------ INFORMATION SUPPLIED ------

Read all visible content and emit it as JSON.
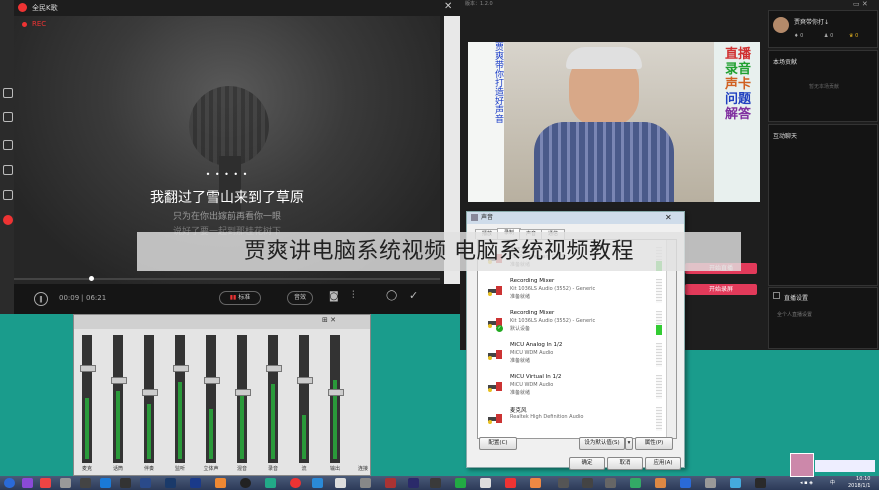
{
  "karaoke": {
    "title": "全民K歌",
    "rec": "REC",
    "lyric_main": "我翻过了雪山来到了草原",
    "lyric_sub1": "只为在你出嫁前再看你一眼",
    "lyric_sub2": "说好了要一起到那桂花树下",
    "dots": "• • • • •",
    "time_current": "00:09",
    "time_total": "06:21",
    "sep": "|",
    "btn_tone": "标准",
    "btn_mode": "音效",
    "icons": [
      "pause-icon",
      "camera-icon",
      "equalizer-icon",
      "loop-icon",
      "check-icon"
    ]
  },
  "stream": {
    "version": "版本：1.2.0",
    "host_name": "贾爽带你打↓",
    "stat1": "0",
    "stat2": "0",
    "stat3": "0",
    "contrib_title": "本场贡献",
    "contrib_sub": "暂无本场贡献",
    "chat_title": "互动聊天",
    "btn_start_live": "开始直播",
    "btn_start_record": "开始录屏",
    "settings_label": "直播设置",
    "settings_sub": "全个人直播设置",
    "poster_left": "贾爽带你打造好声音",
    "poster_right_1": "直播",
    "poster_right_2": "录音",
    "poster_right_3": "声卡",
    "poster_right_4": "问题",
    "poster_right_5": "解答"
  },
  "mixer": {
    "channels": [
      "麦克",
      "话筒",
      "伴奏",
      "监听",
      "立体声",
      "混音",
      "录音",
      "流",
      "输出"
    ],
    "bottom_label": "连接",
    "levels": [
      0.55,
      0.62,
      0.5,
      0.7,
      0.45,
      0.6,
      0.68,
      0.4,
      0.72
    ]
  },
  "dialog": {
    "title": "声音",
    "tabs": [
      "播放",
      "录制",
      "声音",
      "通信"
    ],
    "devices": [
      {
        "name": "麦克风",
        "desc": "HD Pro Webcam C920",
        "status": "准备就绪"
      },
      {
        "name": "Recording Mixer",
        "desc": "Kit 1036LS Audio (3552) - Generic",
        "status": "准备就绪"
      },
      {
        "name": "Recording Mixer",
        "desc": "Kit 1036LS Audio (3552) - Generic",
        "status": "默认设备"
      },
      {
        "name": "MiCU Analog In 1/2",
        "desc": "MiCU WDM Audio",
        "status": "准备就绪"
      },
      {
        "name": "MiCU Virtual In 1/2",
        "desc": "MiCU WDM Audio",
        "status": "准备就绪"
      },
      {
        "name": "麦克风",
        "desc": "Realtek High Definition Audio",
        "status": ""
      }
    ],
    "btn_configure": "配置(C)",
    "btn_set_default": "设为默认值(S)",
    "btn_properties": "属性(P)",
    "btn_ok": "确定",
    "btn_cancel": "取消",
    "btn_apply": "应用(A)"
  },
  "banner": "贾爽讲电脑系统视频 电脑系统视频教程",
  "taskbar": {
    "time": "10:10",
    "date": "2018/1/1",
    "lang": "中"
  },
  "colors": {
    "desktop": "#1a9c8c",
    "accent_pink": "#e23a5a",
    "meter_green": "#2a9a3a"
  }
}
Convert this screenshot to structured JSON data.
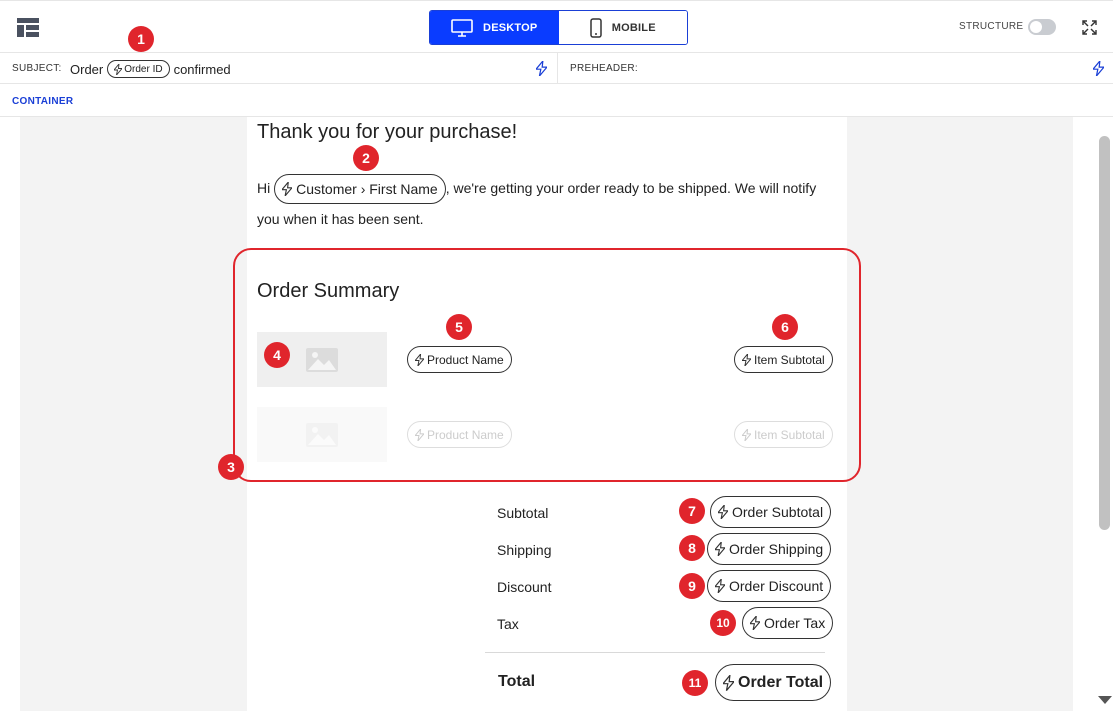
{
  "toolbar": {
    "device_options": [
      {
        "label": "DESKTOP",
        "icon": "monitor-icon",
        "active": true
      },
      {
        "label": "MOBILE",
        "icon": "phone-icon",
        "active": false
      }
    ],
    "structure_label": "STRUCTURE",
    "structure_enabled": false,
    "accent_color": "#0a3cff"
  },
  "subject": {
    "label": "SUBJECT:",
    "prefix": "Order",
    "tag": "Order ID",
    "suffix": "confirmed"
  },
  "preheader": {
    "label": "PREHEADER:"
  },
  "container": {
    "label": "CONTAINER"
  },
  "email": {
    "heading": "Thank you for your purchase!",
    "greeting": "Hi",
    "customer_tag": "Customer › First Name",
    "body_rest": ", we're getting your order ready to be shipped. We will notify you when it has been sent.",
    "summary_heading": "Order Summary",
    "items": [
      {
        "product_tag": "Product Name",
        "subtotal_tag": "Item Subtotal"
      },
      {
        "product_tag": "Product Name",
        "subtotal_tag": "Item Subtotal"
      }
    ],
    "totals": [
      {
        "label": "Subtotal",
        "tag": "Order Subtotal"
      },
      {
        "label": "Shipping",
        "tag": "Order Shipping"
      },
      {
        "label": "Discount",
        "tag": "Order Discount"
      },
      {
        "label": "Tax",
        "tag": "Order Tax"
      }
    ],
    "total": {
      "label": "Total",
      "tag": "Order Total"
    }
  },
  "annotations": {
    "color": "#e0252c",
    "badges": [
      "1",
      "2",
      "3",
      "4",
      "5",
      "6",
      "7",
      "8",
      "9",
      "10",
      "11"
    ]
  }
}
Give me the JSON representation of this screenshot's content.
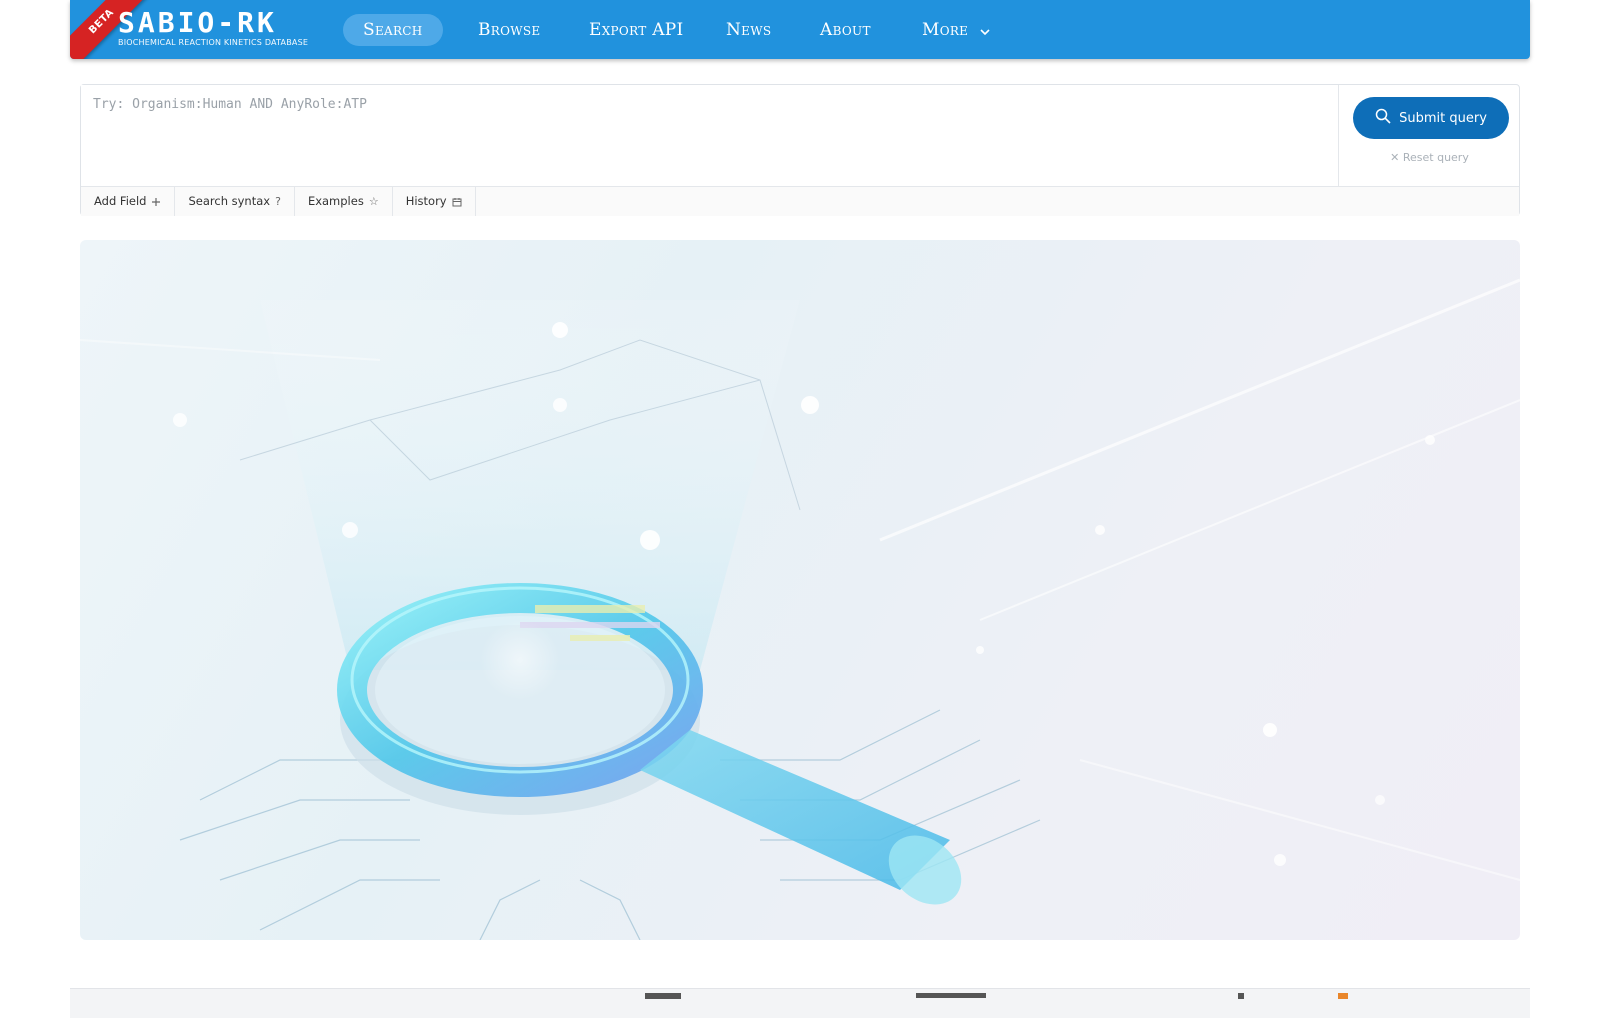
{
  "nav": {
    "ribbon": "BETA",
    "brand_title": "SABIO-RK",
    "brand_subtitle": "Biochemical Reaction Kinetics Database",
    "items": [
      {
        "label": "Search",
        "active": true
      },
      {
        "label": "Browse",
        "active": false
      },
      {
        "label": "Export API",
        "active": false
      },
      {
        "label": "News",
        "active": false
      },
      {
        "label": "About",
        "active": false
      },
      {
        "label": "More",
        "active": false
      }
    ],
    "colors": {
      "bar": "#2192dd",
      "active_pill": "#4ea9e8",
      "ribbon": "#d62323"
    }
  },
  "query": {
    "placeholder": "Try: Organism:Human AND AnyRole:ATP",
    "value": "",
    "submit_label": "Submit query",
    "reset_label": "Reset query",
    "toolbar": [
      {
        "label": "Add Field",
        "icon": "plus-icon"
      },
      {
        "label": "Search syntax",
        "icon": "question-icon"
      },
      {
        "label": "Examples",
        "icon": "star-icon"
      },
      {
        "label": "History",
        "icon": "calendar-icon"
      }
    ],
    "colors": {
      "submit": "#0e6eb8"
    }
  },
  "hero": {
    "image": "magnifying-glass-illustration"
  },
  "footer": {
    "logos": [
      "partner-logo",
      "federal-ministry-logo",
      "partner-logo",
      "partner-logo"
    ]
  }
}
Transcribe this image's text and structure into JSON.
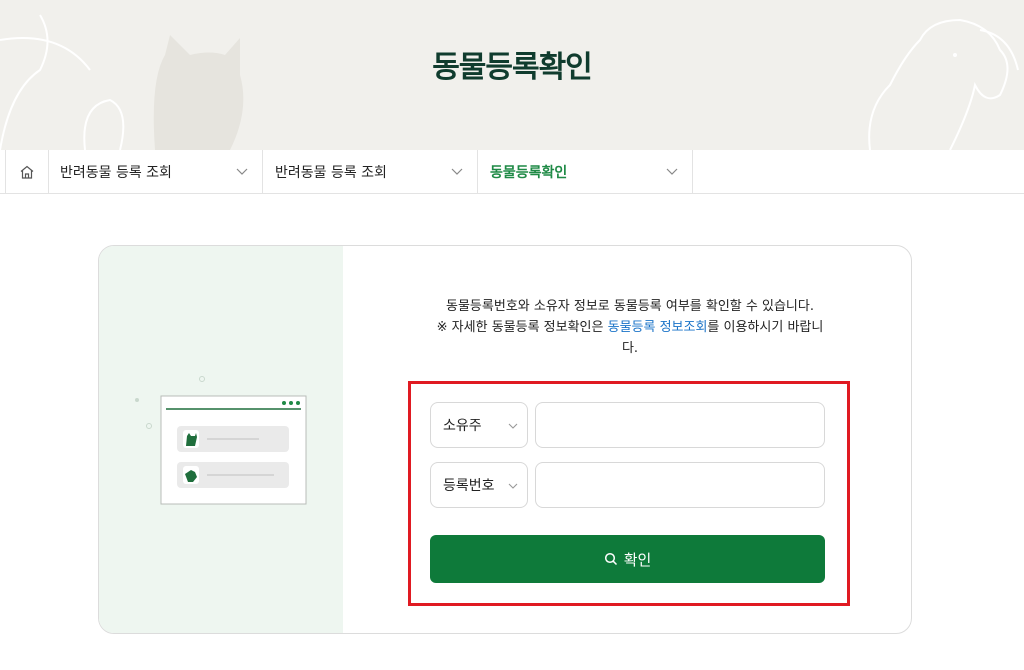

------

SET EXERCISE. Transcribe the full listing character for character. Pictures are excluded.

EXERCISE SOLUTION.
Read all visible content and emit it as JSON.
{
  "karaoke": {
    "title": "全民K歌",
    "rec": "REC",
    "lyric_main": "我翻过了雪山来到了草原",
    "lyric_sub1": "只为在你出嫁前再看你一眼",
    "lyric_sub2": "说好了要一起到那桂花树下",
    "dots": "• • • • •",
    "time_current": "00:09",
    "time_total": "06:21",
    "sep": "|",
    "btn_tone": "标准",
    "btn_mode": "音效",
    "icons": [
      "pause-icon",
      "camera-icon",
      "equalizer-icon",
      "loop-icon",
      "check-icon"
    ]
  },
  "stream": {
    "version": "版本：1.2.0",
    "host_name": "贾爽带你打↓",
    "stat1": "0",
    "stat2": "0",
    "stat3": "0",
    "contrib_title": "本场贡献",
    "contrib_sub": "暂无本场贡献",
    "chat_title": "互动聊天",
    "btn_start_live": "开始直播",
    "btn_start_record": "开始录屏",
    "settings_label": "直播设置",
    "settings_sub": "全个人直播设置",
    "poster_left": "贾爽带你打造好声音",
    "poster_right_1": "直播",
    "poster_right_2": "录音",
    "poster_right_3": "声卡",
    "poster_right_4": "问题",
    "poster_right_5": "解答"
  },
  "mixer": {
    "channels": [
      "麦克",
      "话筒",
      "伴奏",
      "监听",
      "立体声",
      "混音",
      "录音",
      "流",
      "输出"
    ],
    "bottom_label": "连接",
    "levels": [
      0.55,
      0.62,
      0.5,
      0.7,
      0.45,
      0.6,
      0.68,
      0.4,
      0.72
    ]
  },
  "dialog": {
    "title": "声音",
    "tabs": [
      "播放",
      "录制",
      "声音",
      "通信"
    ],
    "devices": [
      {
        "name": "麦克风",
        "desc": "HD Pro Webcam C920",
        "status": "准备就绪"
      },
      {
        "name": "Recording Mixer",
        "desc": "Kit 1036LS Audio (3552) - Generic",
        "status": "准备就绪"
      },
      {
        "name": "Recording Mixer",
        "desc": "Kit 1036LS Audio (3552) - Generic",
        "status": "默认设备"
      },
      {
        "name": "MiCU Analog In 1/2",
        "desc": "MiCU WDM Audio",
        "status": "准备就绪"
      },
      {
        "name": "MiCU Virtual In 1/2",
        "desc": "MiCU WDM Audio",
        "status": "准备就绪"
      },
      {
        "name": "麦克风",
        "desc": "Realtek High Definition Audio",
        "status": ""
      }
    ],
    "btn_configure": "配置(C)",
    "btn_set_default": "设为默认值(S)",
    "btn_properties": "属性(P)",
    "btn_ok": "确定",
    "btn_cancel": "取消",
    "btn_apply": "应用(A)"
  },
  "banner": "贾爽讲电脑系统视频 电脑系统视频教程",
  "taskbar": {
    "time": "10:10",
    "date": "2018/1/1",
    "lang": "中"
  },
  "colors": {
    "desktop": "#1a9c8c",
    "accent_pink": "#e23a5a",
    "meter_green": "#2a9a3a"
  }
}
Convert this screenshot to structured JSON data.
{
  "toolbar": {
    "device_options": [
      {
        "label": "DESKTOP",
        "icon": "monitor-icon",
        "active": true
      },
      {
        "label": "MOBILE",
        "icon": "phone-icon",
        "active": false
      }
    ],
    "structure_label": "STRUCTURE",
    "structure_enabled": false,
    "accent_color": "#0a3cff"
  },
  "subject": {
    "label": "SUBJECT:",
    "prefix": "Order",
    "tag": "Order ID",
    "suffix": "confirmed"
  },
  "preheader": {
    "label": "PREHEADER:"
  },
  "container": {
    "label": "CONTAINER"
  },
  "email": {
    "heading": "Thank you for your purchase!",
    "greeting": "Hi",
    "customer_tag": "Customer › First Name",
    "body_rest": ", we're getting your order ready to be shipped. We will notify you when it has been sent.",
    "summary_heading": "Order Summary",
    "items": [
      {
        "product_tag": "Product Name",
        "subtotal_tag": "Item Subtotal"
      },
      {
        "product_tag": "Product Name",
        "subtotal_tag": "Item Subtotal"
      }
    ],
    "totals": [
      {
        "label": "Subtotal",
        "tag": "Order Subtotal"
      },
      {
        "label": "Shipping",
        "tag": "Order Shipping"
      },
      {
        "label": "Discount",
        "tag": "Order Discount"
      },
      {
        "label": "Tax",
        "tag": "Order Tax"
      }
    ],
    "total": {
      "label": "Total",
      "tag": "Order Total"
    }
  },
  "annotations": {
    "color": "#e0252c",
    "badges": [
      "1",
      "2",
      "3",
      "4",
      "5",
      "6",
      "7",
      "8",
      "9",
      "10",
      "11"
    ]
  }
}
Give me the JSON representation of this screenshot's content.
{
  "nav": {
    "ribbon": "BETA",
    "brand_title": "SABIO-RK",
    "brand_subtitle": "Biochemical Reaction Kinetics Database",
    "items": [
      {
        "label": "Search",
        "active": true
      },
      {
        "label": "Browse",
        "active": false
      },
      {
        "label": "Export API",
        "active": false
      },
      {
        "label": "News",
        "active": false
      },
      {
        "label": "About",
        "active": false
      },
      {
        "label": "More",
        "active": false
      }
    ],
    "colors": {
      "bar": "#2192dd",
      "active_pill": "#4ea9e8",
      "ribbon": "#d62323"
    }
  },
  "query": {
    "placeholder": "Try: Organism:Human AND AnyRole:ATP",
    "value": "",
    "submit_label": "Submit query",
    "reset_label": "Reset query",
    "toolbar": [
      {
        "label": "Add Field",
        "icon": "plus-icon"
      },
      {
        "label": "Search syntax",
        "icon": "question-icon"
      },
      {
        "label": "Examples",
        "icon": "star-icon"
      },
      {
        "label": "History",
        "icon": "calendar-icon"
      }
    ],
    "colors": {
      "submit": "#0e6eb8"
    }
  },
  "hero": {
    "image": "magnifying-glass-illustration"
  },
  "footer": {
    "logos": [
      "partner-logo",
      "federal-ministry-logo",
      "partner-logo",
      "partner-logo"
    ]
  }
}
Transcribe this image's text and structure into JSON.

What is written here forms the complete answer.